**WHAT THE TASK ASKS:** Go through the data below and gather each line containing "this".

Stored records

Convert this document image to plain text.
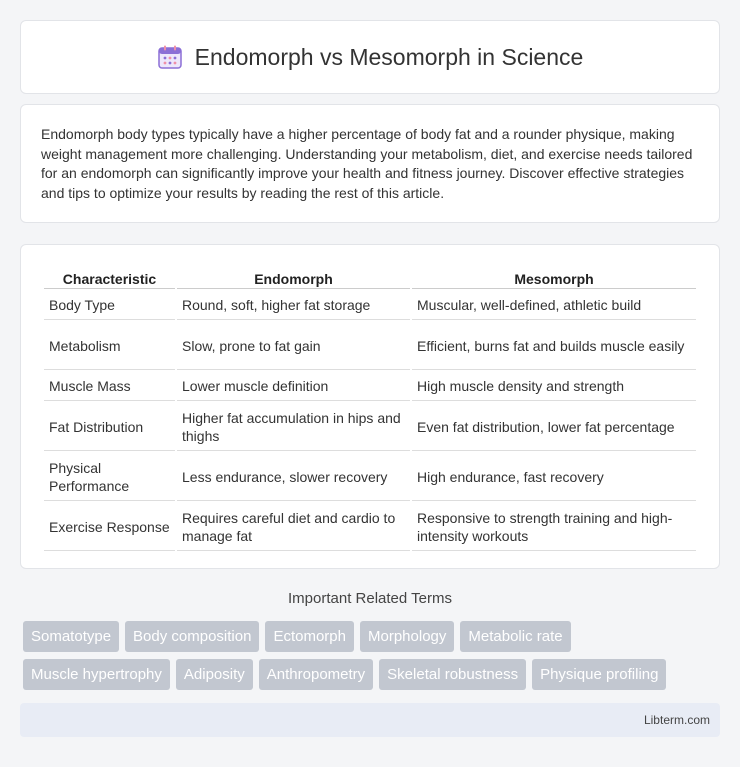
Endomorph vs Mesomorph in Science

Endomorph body types typically have a higher percentage of body fat and a rounder physique, making weight management more challenging. Understanding your metabolism, diet, and exercise needs tailored for an endomorph can significantly improve your health and fitness journey. Discover effective strategies and tips to optimize your results by reading the rest of this article.

Characteristic	Endomorph	Mesomorph
Body Type	Round, soft, higher fat storage	Muscular, well-defined, athletic build
Metabolism	Slow, prone to fat gain	Efficient, burns fat and builds muscle easily
Muscle Mass	Lower muscle definition	High muscle density and strength
Fat Distribution	Higher fat accumulation in hips and thighs	Even fat distribution, lower fat percentage
Physical Performance	Less endurance, slower recovery	High endurance, fast recovery
Exercise Response	Requires careful diet and cardio to manage fat	Responsive to strength training and high-intensity workouts
Important Related Terms
Somatotype	Body composition	Ectomorph	Morphology	Metabolic rate
Muscle hypertrophy	Adiposity	Anthropometry	Skeletal robustness	Physique profiling
Libterm.com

**RESULT:**
Convert this document image to plain text.
Endomorph body types typically have a higher percentage of body fat and a rounder physique, making weight management more challenging. Understanding your metabolism, diet, and exercise needs tailored for an endomorph can significantly improve your health and fitness journey. Discover effective strategies and tips to optimize your results by reading the rest of this article.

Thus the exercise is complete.